■ Problem to work on
Reproduce the material word for word; the images stay out.
── Data to use
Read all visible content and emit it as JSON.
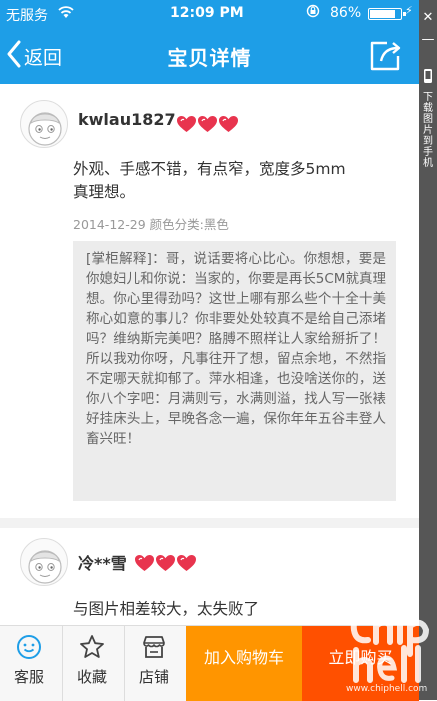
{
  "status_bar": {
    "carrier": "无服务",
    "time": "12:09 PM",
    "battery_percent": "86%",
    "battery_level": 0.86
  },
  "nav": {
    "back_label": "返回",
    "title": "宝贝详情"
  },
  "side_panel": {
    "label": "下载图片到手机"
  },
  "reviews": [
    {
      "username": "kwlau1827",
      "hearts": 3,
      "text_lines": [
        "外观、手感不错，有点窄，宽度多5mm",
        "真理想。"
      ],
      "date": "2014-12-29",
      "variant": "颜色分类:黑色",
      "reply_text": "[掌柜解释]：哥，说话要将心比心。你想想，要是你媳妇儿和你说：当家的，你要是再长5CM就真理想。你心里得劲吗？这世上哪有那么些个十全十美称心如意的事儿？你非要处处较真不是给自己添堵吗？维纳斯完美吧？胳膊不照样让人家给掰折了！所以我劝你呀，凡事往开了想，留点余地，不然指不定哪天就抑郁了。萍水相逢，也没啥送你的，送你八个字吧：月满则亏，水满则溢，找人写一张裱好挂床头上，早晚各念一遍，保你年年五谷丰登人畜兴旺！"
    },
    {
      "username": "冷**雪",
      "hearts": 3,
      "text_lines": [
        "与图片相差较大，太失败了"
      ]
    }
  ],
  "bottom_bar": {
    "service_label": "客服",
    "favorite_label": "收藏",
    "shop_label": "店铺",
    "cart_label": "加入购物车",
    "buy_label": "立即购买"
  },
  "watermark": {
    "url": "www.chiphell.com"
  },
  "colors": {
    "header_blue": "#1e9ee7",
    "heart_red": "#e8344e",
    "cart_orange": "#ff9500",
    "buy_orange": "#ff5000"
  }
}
────
■ Final answer
Read all visible content and emit it as JSON.
{
  "status_bar": {
    "carrier": "无服务",
    "time": "12:09 PM",
    "battery_percent": "86%",
    "battery_level": 0.86
  },
  "nav": {
    "back_label": "返回",
    "title": "宝贝详情"
  },
  "side_panel": {
    "label": "下载图片到手机"
  },
  "reviews": [
    {
      "username": "kwlau1827",
      "hearts": 3,
      "text_lines": [
        "外观、手感不错，有点窄，宽度多5mm",
        "真理想。"
      ],
      "date": "2014-12-29",
      "variant": "颜色分类:黑色",
      "reply_text": "[掌柜解释]：哥，说话要将心比心。你想想，要是你媳妇儿和你说：当家的，你要是再长5CM就真理想。你心里得劲吗？这世上哪有那么些个十全十美称心如意的事儿？你非要处处较真不是给自己添堵吗？维纳斯完美吧？胳膊不照样让人家给掰折了！所以我劝你呀，凡事往开了想，留点余地，不然指不定哪天就抑郁了。萍水相逢，也没啥送你的，送你八个字吧：月满则亏，水满则溢，找人写一张裱好挂床头上，早晚各念一遍，保你年年五谷丰登人畜兴旺！"
    },
    {
      "username": "冷**雪",
      "hearts": 3,
      "text_lines": [
        "与图片相差较大，太失败了"
      ]
    }
  ],
  "bottom_bar": {
    "service_label": "客服",
    "favorite_label": "收藏",
    "shop_label": "店铺",
    "cart_label": "加入购物车",
    "buy_label": "立即购买"
  },
  "watermark": {
    "url": "www.chiphell.com"
  },
  "colors": {
    "header_blue": "#1e9ee7",
    "heart_red": "#e8344e",
    "cart_orange": "#ff9500",
    "buy_orange": "#ff5000"
  }
}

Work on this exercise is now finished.